> **OBJECTIVE**: Each entry that follows must be output without any deviation.

Records excerpted from a collection
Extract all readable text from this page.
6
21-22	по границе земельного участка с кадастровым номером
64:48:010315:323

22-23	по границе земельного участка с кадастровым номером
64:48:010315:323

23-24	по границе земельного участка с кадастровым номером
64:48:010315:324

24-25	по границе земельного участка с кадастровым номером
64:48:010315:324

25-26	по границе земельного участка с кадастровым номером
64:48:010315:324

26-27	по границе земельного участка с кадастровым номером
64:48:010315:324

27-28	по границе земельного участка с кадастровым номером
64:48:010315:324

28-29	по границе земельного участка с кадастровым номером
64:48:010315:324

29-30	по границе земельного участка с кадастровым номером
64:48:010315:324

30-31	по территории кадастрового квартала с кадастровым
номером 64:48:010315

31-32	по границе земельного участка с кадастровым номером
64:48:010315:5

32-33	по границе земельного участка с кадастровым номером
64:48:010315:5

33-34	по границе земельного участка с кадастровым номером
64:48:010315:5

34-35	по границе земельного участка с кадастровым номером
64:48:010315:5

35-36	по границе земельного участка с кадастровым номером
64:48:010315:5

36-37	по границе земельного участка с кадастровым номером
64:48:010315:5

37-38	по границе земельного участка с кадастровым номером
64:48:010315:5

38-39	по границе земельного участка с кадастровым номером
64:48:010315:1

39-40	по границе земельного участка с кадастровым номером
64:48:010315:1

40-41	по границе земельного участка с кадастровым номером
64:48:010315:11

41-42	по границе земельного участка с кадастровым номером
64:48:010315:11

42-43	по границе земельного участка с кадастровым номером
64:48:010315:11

> **COMPLETE RESPONSE**:
Extract all readable text from this page.
6
21-22	по границе земельного участка с кадастровым номером
64:48:010315:323

22-23	по границе земельного участка с кадастровым номером
64:48:010315:323

23-24	по границе земельного участка с кадастровым номером
64:48:010315:324

24-25	по границе земельного участка с кадастровым номером
64:48:010315:324

25-26	по границе земельного участка с кадастровым номером
64:48:010315:324

26-27	по границе земельного участка с кадастровым номером
64:48:010315:324

27-28	по границе земельного участка с кадастровым номером
64:48:010315:324

28-29	по границе земельного участка с кадастровым номером
64:48:010315:324

29-30	по границе земельного участка с кадастровым номером
64:48:010315:324

30-31	по территории кадастрового квартала с кадастровым
номером 64:48:010315

31-32	по границе земельного участка с кадастровым номером
64:48:010315:5

32-33	по границе земельного участка с кадастровым номером
64:48:010315:5

33-34	по границе земельного участка с кадастровым номером
64:48:010315:5

34-35	по границе земельного участка с кадастровым номером
64:48:010315:5

35-36	по границе земельного участка с кадастровым номером
64:48:010315:5

36-37	по границе земельного участка с кадастровым номером
64:48:010315:5

37-38	по границе земельного участка с кадастровым номером
64:48:010315:5

38-39	по границе земельного участка с кадастровым номером
64:48:010315:1

39-40	по границе земельного участка с кадастровым номером
64:48:010315:1

40-41	по границе земельного участка с кадастровым номером
64:48:010315:11

41-42	по границе земельного участка с кадастровым номером
64:48:010315:11

42-43	по границе земельного участка с кадастровым номером
64:48:010315:11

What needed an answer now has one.